- _What is asked_
Would you transcribe all of the data exactly, down to the last character?

Items from a dataset

-- Start --

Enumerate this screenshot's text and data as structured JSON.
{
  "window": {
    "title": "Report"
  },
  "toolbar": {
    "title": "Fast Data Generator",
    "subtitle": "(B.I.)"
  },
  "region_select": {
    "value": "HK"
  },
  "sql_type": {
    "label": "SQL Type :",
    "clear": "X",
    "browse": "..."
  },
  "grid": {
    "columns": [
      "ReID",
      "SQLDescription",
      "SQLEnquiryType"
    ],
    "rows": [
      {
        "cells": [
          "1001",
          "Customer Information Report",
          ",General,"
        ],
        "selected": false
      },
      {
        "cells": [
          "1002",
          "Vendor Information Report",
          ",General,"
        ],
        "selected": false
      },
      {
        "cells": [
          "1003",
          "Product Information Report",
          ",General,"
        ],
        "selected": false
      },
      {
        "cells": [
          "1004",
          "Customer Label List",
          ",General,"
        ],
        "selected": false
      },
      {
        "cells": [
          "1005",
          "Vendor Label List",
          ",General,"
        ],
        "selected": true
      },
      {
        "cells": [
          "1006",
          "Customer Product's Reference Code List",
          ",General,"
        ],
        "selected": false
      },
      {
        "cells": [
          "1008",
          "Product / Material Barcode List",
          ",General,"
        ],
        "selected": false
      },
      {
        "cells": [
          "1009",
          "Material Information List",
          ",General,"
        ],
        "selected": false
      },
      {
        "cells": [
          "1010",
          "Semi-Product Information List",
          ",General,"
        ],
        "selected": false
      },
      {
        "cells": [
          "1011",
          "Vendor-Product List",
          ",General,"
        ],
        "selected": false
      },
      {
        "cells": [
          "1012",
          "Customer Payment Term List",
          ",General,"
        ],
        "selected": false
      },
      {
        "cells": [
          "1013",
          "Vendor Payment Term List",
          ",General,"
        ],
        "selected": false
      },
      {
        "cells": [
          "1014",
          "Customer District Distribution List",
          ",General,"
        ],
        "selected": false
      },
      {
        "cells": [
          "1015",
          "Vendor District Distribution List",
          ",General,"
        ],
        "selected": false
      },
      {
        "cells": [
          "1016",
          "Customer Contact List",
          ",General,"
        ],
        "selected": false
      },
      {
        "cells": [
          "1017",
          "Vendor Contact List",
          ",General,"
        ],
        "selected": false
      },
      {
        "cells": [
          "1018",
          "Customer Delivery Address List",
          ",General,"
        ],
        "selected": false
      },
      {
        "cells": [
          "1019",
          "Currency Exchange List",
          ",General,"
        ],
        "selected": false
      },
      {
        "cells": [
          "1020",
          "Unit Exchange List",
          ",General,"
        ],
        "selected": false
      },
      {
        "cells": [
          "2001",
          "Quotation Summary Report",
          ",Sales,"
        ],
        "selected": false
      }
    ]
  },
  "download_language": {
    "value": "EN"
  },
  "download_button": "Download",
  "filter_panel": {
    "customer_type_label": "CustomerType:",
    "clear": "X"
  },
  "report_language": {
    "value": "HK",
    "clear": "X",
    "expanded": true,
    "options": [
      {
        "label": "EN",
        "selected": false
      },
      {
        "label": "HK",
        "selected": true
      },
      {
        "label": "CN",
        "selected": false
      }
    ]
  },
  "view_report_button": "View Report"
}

-- End --

- _Task result_
Enumerate this screenshot's text and data as structured JSON.
{
  "window": {
    "title": "Report"
  },
  "toolbar": {
    "title": "Fast Data Generator",
    "subtitle": "(B.I.)"
  },
  "region_select": {
    "value": "HK"
  },
  "sql_type": {
    "label": "SQL Type :",
    "clear": "X",
    "browse": "..."
  },
  "grid": {
    "columns": [
      "ReID",
      "SQLDescription",
      "SQLEnquiryType"
    ],
    "rows": [
      {
        "cells": [
          "1001",
          "Customer Information Report",
          ",General,"
        ],
        "selected": false
      },
      {
        "cells": [
          "1002",
          "Vendor Information Report",
          ",General,"
        ],
        "selected": false
      },
      {
        "cells": [
          "1003",
          "Product Information Report",
          ",General,"
        ],
        "selected": false
      },
      {
        "cells": [
          "1004",
          "Customer Label List",
          ",General,"
        ],
        "selected": false
      },
      {
        "cells": [
          "1005",
          "Vendor Label List",
          ",General,"
        ],
        "selected": true
      },
      {
        "cells": [
          "1006",
          "Customer Product's Reference Code List",
          ",General,"
        ],
        "selected": false
      },
      {
        "cells": [
          "1008",
          "Product / Material Barcode List",
          ",General,"
        ],
        "selected": false
      },
      {
        "cells": [
          "1009",
          "Material Information List",
          ",General,"
        ],
        "selected": false
      },
      {
        "cells": [
          "1010",
          "Semi-Product Information List",
          ",General,"
        ],
        "selected": false
      },
      {
        "cells": [
          "1011",
          "Vendor-Product List",
          ",General,"
        ],
        "selected": false
      },
      {
        "cells": [
          "1012",
          "Customer Payment Term List",
          ",General,"
        ],
        "selected": false
      },
      {
        "cells": [
          "1013",
          "Vendor Payment Term List",
          ",General,"
        ],
        "selected": false
      },
      {
        "cells": [
          "1014",
          "Customer District Distribution List",
          ",General,"
        ],
        "selected": false
      },
      {
        "cells": [
          "1015",
          "Vendor District Distribution List",
          ",General,"
        ],
        "selected": false
      },
      {
        "cells": [
          "1016",
          "Customer Contact List",
          ",General,"
        ],
        "selected": false
      },
      {
        "cells": [
          "1017",
          "Vendor Contact List",
          ",General,"
        ],
        "selected": false
      },
      {
        "cells": [
          "1018",
          "Customer Delivery Address List",
          ",General,"
        ],
        "selected": false
      },
      {
        "cells": [
          "1019",
          "Currency Exchange List",
          ",General,"
        ],
        "selected": false
      },
      {
        "cells": [
          "1020",
          "Unit Exchange List",
          ",General,"
        ],
        "selected": false
      },
      {
        "cells": [
          "2001",
          "Quotation Summary Report",
          ",Sales,"
        ],
        "selected": false
      }
    ]
  },
  "download_language": {
    "value": "EN"
  },
  "download_button": "Download",
  "filter_panel": {
    "customer_type_label": "CustomerType:",
    "clear": "X"
  },
  "report_language": {
    "value": "HK",
    "clear": "X",
    "expanded": true,
    "options": [
      {
        "label": "EN",
        "selected": false
      },
      {
        "label": "HK",
        "selected": true
      },
      {
        "label": "CN",
        "selected": false
      }
    ]
  },
  "view_report_button": "View Report"
}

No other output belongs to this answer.